> INSTRUCTIONS TO FOLLOW
Among the records below, find the lines with the word "Agricultural" and copy them.
[GIVEN INFORMATION]
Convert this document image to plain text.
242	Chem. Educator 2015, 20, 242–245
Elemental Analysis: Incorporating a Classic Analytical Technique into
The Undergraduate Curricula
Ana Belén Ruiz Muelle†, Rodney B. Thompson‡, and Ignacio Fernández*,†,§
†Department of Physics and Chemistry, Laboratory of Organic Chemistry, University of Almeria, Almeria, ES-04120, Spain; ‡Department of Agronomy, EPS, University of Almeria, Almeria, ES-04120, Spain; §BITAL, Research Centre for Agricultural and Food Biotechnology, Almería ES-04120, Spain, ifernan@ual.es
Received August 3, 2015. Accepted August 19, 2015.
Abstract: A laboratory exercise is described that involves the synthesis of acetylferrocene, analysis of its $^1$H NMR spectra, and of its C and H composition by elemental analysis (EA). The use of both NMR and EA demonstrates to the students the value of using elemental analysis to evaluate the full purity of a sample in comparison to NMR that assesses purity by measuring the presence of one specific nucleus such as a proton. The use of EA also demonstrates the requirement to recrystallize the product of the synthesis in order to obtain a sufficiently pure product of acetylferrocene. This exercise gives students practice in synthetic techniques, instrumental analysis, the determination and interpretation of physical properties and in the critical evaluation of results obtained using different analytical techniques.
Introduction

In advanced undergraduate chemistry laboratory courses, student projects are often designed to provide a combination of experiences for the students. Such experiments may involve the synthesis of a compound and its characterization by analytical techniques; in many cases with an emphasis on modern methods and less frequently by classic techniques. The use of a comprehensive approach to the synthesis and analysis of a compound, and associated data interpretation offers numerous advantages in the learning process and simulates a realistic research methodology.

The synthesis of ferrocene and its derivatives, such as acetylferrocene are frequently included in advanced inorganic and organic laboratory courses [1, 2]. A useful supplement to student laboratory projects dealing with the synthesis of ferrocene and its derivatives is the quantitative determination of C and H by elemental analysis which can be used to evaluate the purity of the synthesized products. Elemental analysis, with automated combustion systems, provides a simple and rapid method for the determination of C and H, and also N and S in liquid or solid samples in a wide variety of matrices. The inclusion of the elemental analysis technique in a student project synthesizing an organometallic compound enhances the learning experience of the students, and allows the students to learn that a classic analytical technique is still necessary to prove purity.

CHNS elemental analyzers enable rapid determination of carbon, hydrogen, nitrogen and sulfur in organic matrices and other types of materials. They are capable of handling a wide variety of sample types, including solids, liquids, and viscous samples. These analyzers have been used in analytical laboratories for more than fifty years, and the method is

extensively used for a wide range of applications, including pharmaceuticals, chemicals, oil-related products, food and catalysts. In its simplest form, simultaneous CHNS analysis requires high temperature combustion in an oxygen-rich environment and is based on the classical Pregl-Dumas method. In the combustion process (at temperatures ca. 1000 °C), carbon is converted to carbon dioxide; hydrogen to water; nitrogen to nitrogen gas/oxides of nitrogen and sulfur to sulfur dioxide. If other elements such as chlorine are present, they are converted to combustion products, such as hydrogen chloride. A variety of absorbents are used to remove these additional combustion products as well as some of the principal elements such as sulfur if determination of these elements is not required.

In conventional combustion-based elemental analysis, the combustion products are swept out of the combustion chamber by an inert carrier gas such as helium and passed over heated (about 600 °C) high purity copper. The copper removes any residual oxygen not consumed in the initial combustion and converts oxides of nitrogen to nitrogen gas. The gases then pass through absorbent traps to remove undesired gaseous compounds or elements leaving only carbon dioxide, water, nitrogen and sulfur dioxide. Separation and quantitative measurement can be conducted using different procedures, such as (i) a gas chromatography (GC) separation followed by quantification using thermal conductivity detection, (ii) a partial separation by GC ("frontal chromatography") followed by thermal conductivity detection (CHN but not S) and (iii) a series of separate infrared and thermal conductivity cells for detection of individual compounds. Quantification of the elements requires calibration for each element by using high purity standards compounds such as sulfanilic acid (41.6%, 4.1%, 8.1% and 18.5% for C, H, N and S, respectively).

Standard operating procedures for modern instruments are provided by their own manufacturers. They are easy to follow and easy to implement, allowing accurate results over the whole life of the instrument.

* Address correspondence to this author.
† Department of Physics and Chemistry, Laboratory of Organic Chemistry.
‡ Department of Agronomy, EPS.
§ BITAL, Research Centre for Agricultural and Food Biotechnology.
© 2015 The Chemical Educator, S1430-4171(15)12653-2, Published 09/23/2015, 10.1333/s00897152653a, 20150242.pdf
[/GIVEN INFORMATION]
> RESPONSE BOX
†Department of Physics and Chemistry, Laboratory of Organic Chemistry, University of Almeria, Almeria, ES-04120, Spain; ‡Department of Agronomy, EPS, University of Almeria, Almeria, ES-04120, Spain; §BITAL, Research Centre for Agricultural and Food Biotechnology, Almería ES-04120, Spain, ifernan@ual.es
§ BITAL, Research Centre for Agricultural and Food Biotechnology.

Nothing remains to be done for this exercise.